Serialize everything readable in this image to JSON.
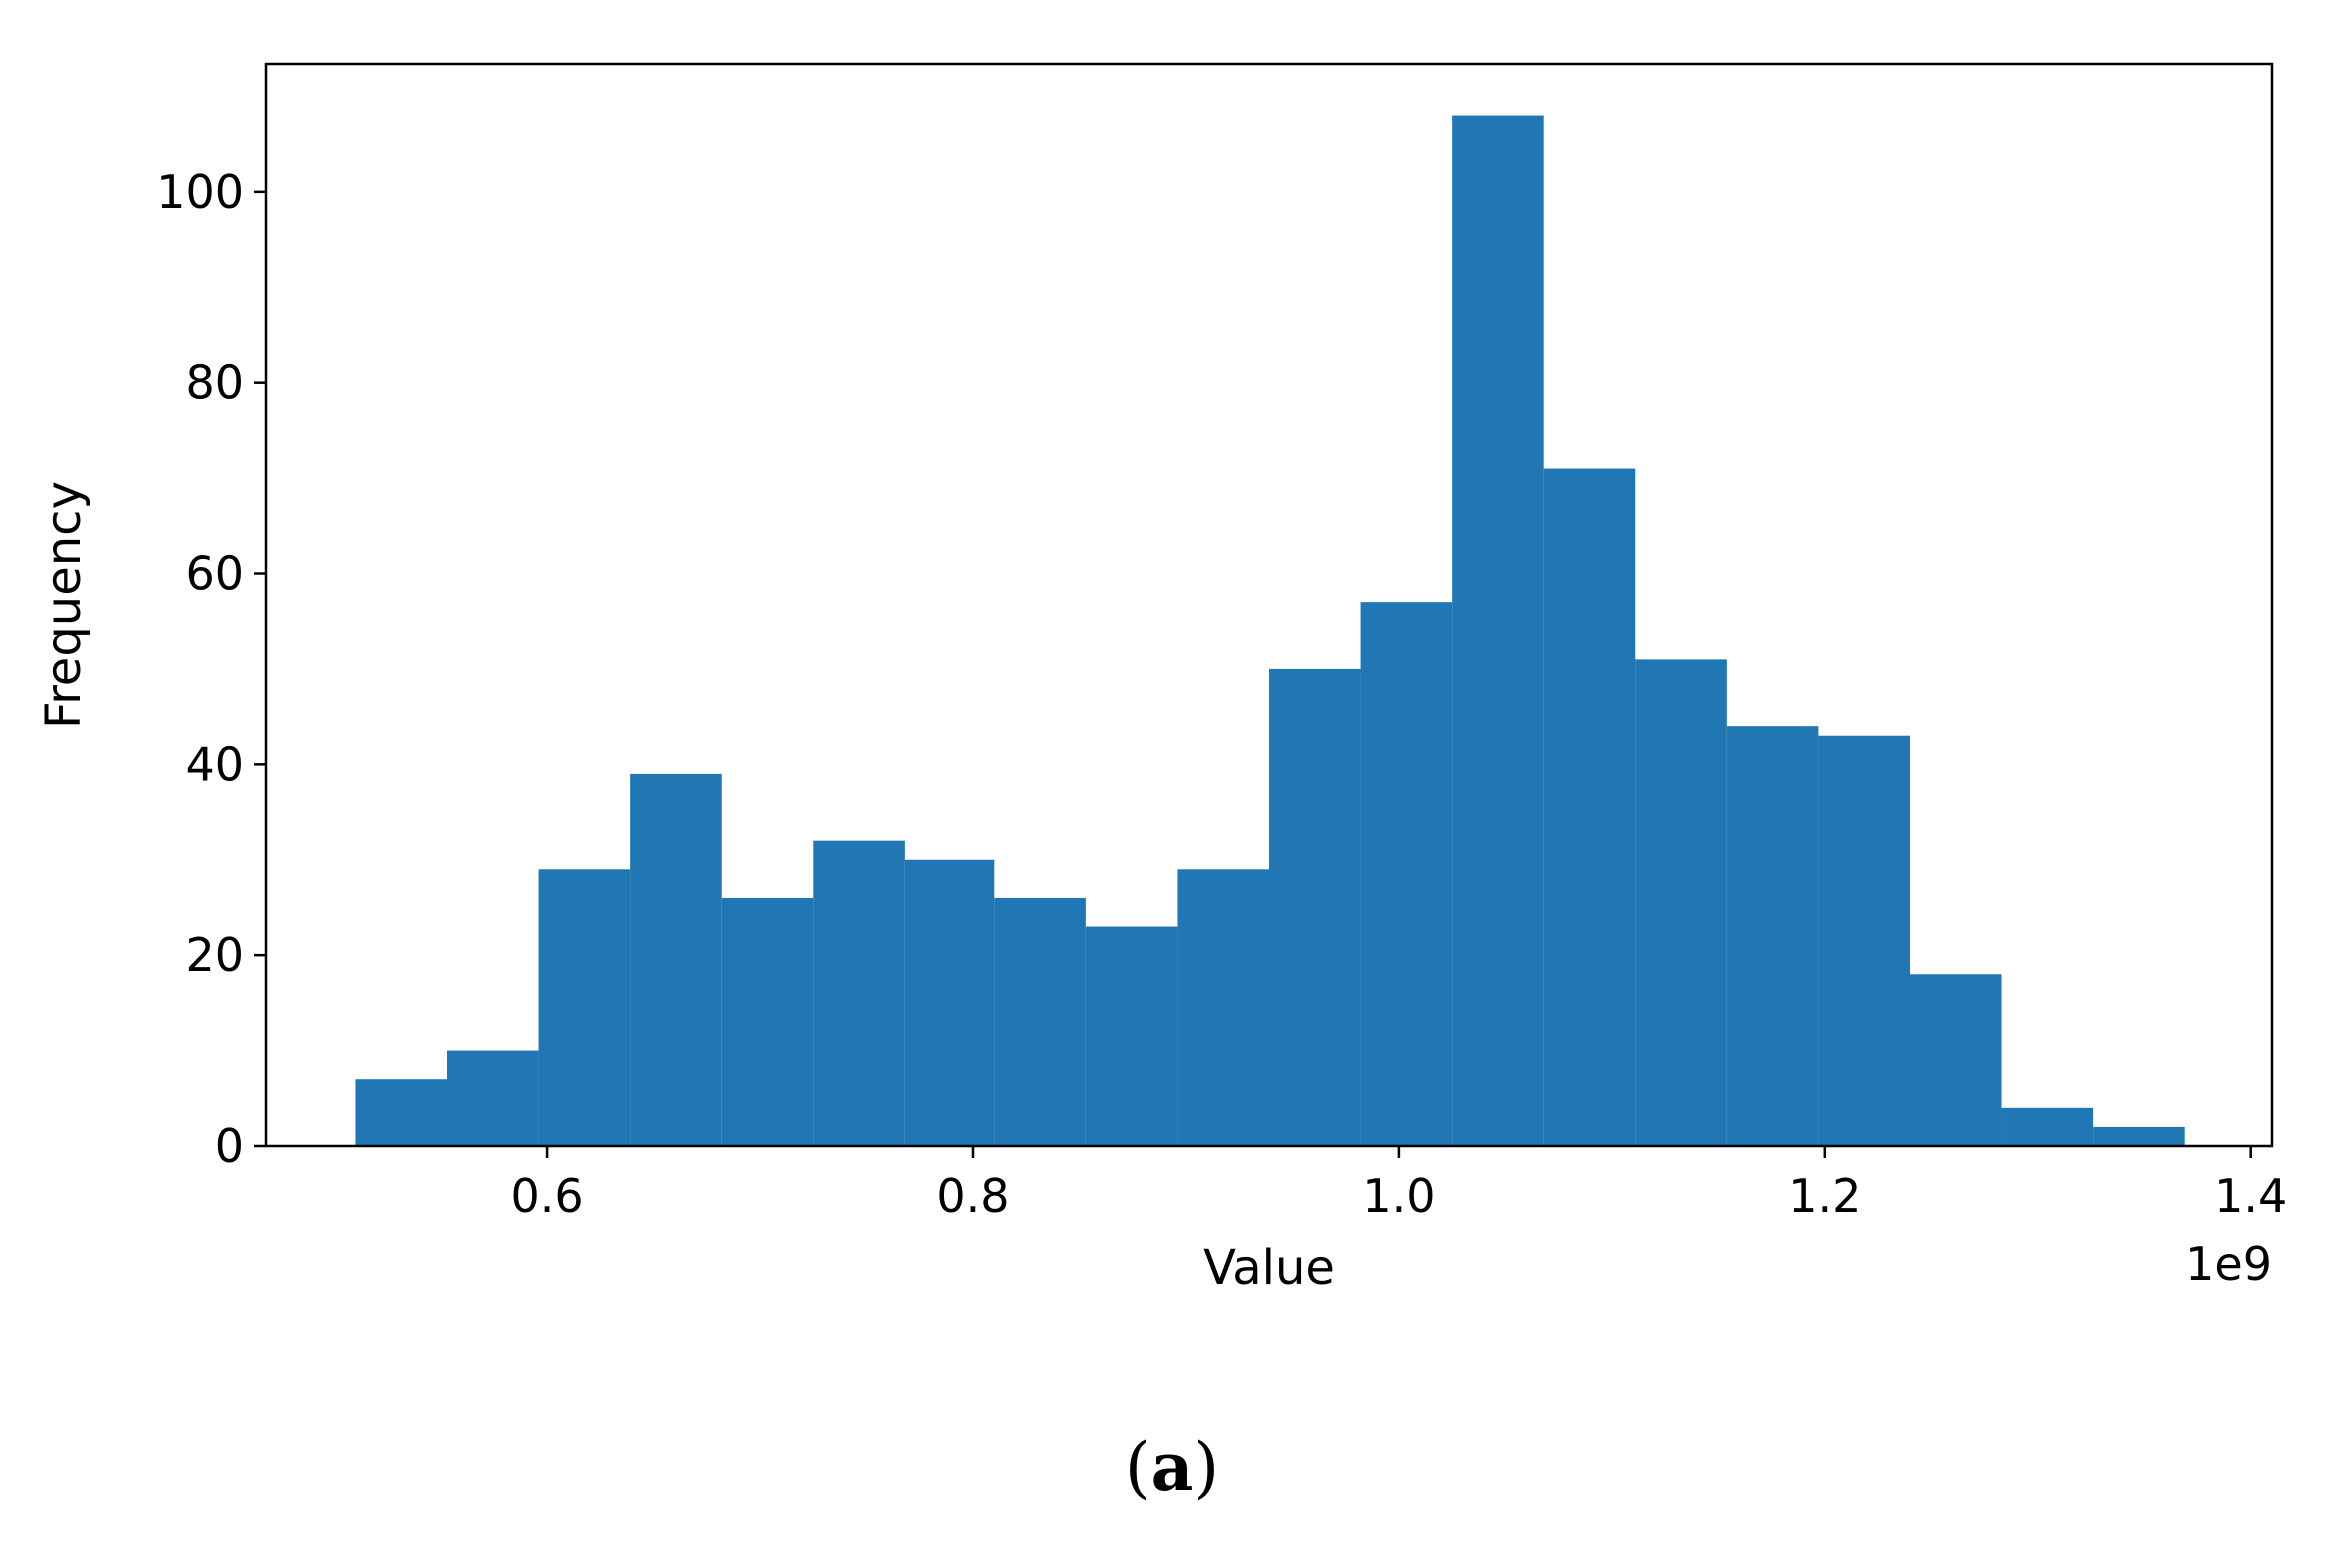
{
  "chart_data": {
    "type": "bar",
    "subtype": "histogram",
    "bins": [
      {
        "x0": 0.51,
        "x1": 0.553,
        "count": 7
      },
      {
        "x0": 0.553,
        "x1": 0.596,
        "count": 10
      },
      {
        "x0": 0.596,
        "x1": 0.639,
        "count": 29
      },
      {
        "x0": 0.639,
        "x1": 0.682,
        "count": 39
      },
      {
        "x0": 0.682,
        "x1": 0.725,
        "count": 26
      },
      {
        "x0": 0.725,
        "x1": 0.768,
        "count": 32
      },
      {
        "x0": 0.768,
        "x1": 0.81,
        "count": 30
      },
      {
        "x0": 0.81,
        "x1": 0.853,
        "count": 26
      },
      {
        "x0": 0.853,
        "x1": 0.896,
        "count": 23
      },
      {
        "x0": 0.896,
        "x1": 0.939,
        "count": 29
      },
      {
        "x0": 0.939,
        "x1": 0.982,
        "count": 50
      },
      {
        "x0": 0.982,
        "x1": 1.025,
        "count": 57
      },
      {
        "x0": 1.025,
        "x1": 1.068,
        "count": 108
      },
      {
        "x0": 1.068,
        "x1": 1.111,
        "count": 71
      },
      {
        "x0": 1.111,
        "x1": 1.154,
        "count": 51
      },
      {
        "x0": 1.154,
        "x1": 1.197,
        "count": 44
      },
      {
        "x0": 1.197,
        "x1": 1.24,
        "count": 43
      },
      {
        "x0": 1.24,
        "x1": 1.283,
        "count": 18
      },
      {
        "x0": 1.283,
        "x1": 1.326,
        "count": 4
      },
      {
        "x0": 1.326,
        "x1": 1.369,
        "count": 2
      }
    ],
    "xlabel": "Value",
    "ylabel": "Frequency",
    "x_offset_label": "1e9",
    "xlim": [
      0.468,
      1.41
    ],
    "ylim": [
      0,
      113.4
    ],
    "xticks": [
      0.6,
      0.8,
      1.0,
      1.2,
      1.4
    ],
    "xtick_labels": [
      "0.6",
      "0.8",
      "1.0",
      "1.2",
      "1.4"
    ],
    "yticks": [
      0,
      20,
      40,
      60,
      80,
      100
    ],
    "ytick_labels": [
      "0",
      "20",
      "40",
      "60",
      "80",
      "100"
    ],
    "bar_color": "#2077b4",
    "grid": false,
    "legend": "none"
  },
  "caption": {
    "open": "(",
    "letter": "a",
    "close": ")"
  }
}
________________________________________
## Task directions
Transcribe the material exactly, and leave out whatever pictures it holds.

## Reply
Serialize everything readable in this image to JSON.
{
  "chart_data": {
    "type": "bar",
    "subtype": "histogram",
    "bins": [
      {
        "x0": 0.51,
        "x1": 0.553,
        "count": 7
      },
      {
        "x0": 0.553,
        "x1": 0.596,
        "count": 10
      },
      {
        "x0": 0.596,
        "x1": 0.639,
        "count": 29
      },
      {
        "x0": 0.639,
        "x1": 0.682,
        "count": 39
      },
      {
        "x0": 0.682,
        "x1": 0.725,
        "count": 26
      },
      {
        "x0": 0.725,
        "x1": 0.768,
        "count": 32
      },
      {
        "x0": 0.768,
        "x1": 0.81,
        "count": 30
      },
      {
        "x0": 0.81,
        "x1": 0.853,
        "count": 26
      },
      {
        "x0": 0.853,
        "x1": 0.896,
        "count": 23
      },
      {
        "x0": 0.896,
        "x1": 0.939,
        "count": 29
      },
      {
        "x0": 0.939,
        "x1": 0.982,
        "count": 50
      },
      {
        "x0": 0.982,
        "x1": 1.025,
        "count": 57
      },
      {
        "x0": 1.025,
        "x1": 1.068,
        "count": 108
      },
      {
        "x0": 1.068,
        "x1": 1.111,
        "count": 71
      },
      {
        "x0": 1.111,
        "x1": 1.154,
        "count": 51
      },
      {
        "x0": 1.154,
        "x1": 1.197,
        "count": 44
      },
      {
        "x0": 1.197,
        "x1": 1.24,
        "count": 43
      },
      {
        "x0": 1.24,
        "x1": 1.283,
        "count": 18
      },
      {
        "x0": 1.283,
        "x1": 1.326,
        "count": 4
      },
      {
        "x0": 1.326,
        "x1": 1.369,
        "count": 2
      }
    ],
    "xlabel": "Value",
    "ylabel": "Frequency",
    "x_offset_label": "1e9",
    "xlim": [
      0.468,
      1.41
    ],
    "ylim": [
      0,
      113.4
    ],
    "xticks": [
      0.6,
      0.8,
      1.0,
      1.2,
      1.4
    ],
    "xtick_labels": [
      "0.6",
      "0.8",
      "1.0",
      "1.2",
      "1.4"
    ],
    "yticks": [
      0,
      20,
      40,
      60,
      80,
      100
    ],
    "ytick_labels": [
      "0",
      "20",
      "40",
      "60",
      "80",
      "100"
    ],
    "bar_color": "#2077b4",
    "grid": false,
    "legend": "none"
  },
  "caption": {
    "open": "(",
    "letter": "a",
    "close": ")"
  }
}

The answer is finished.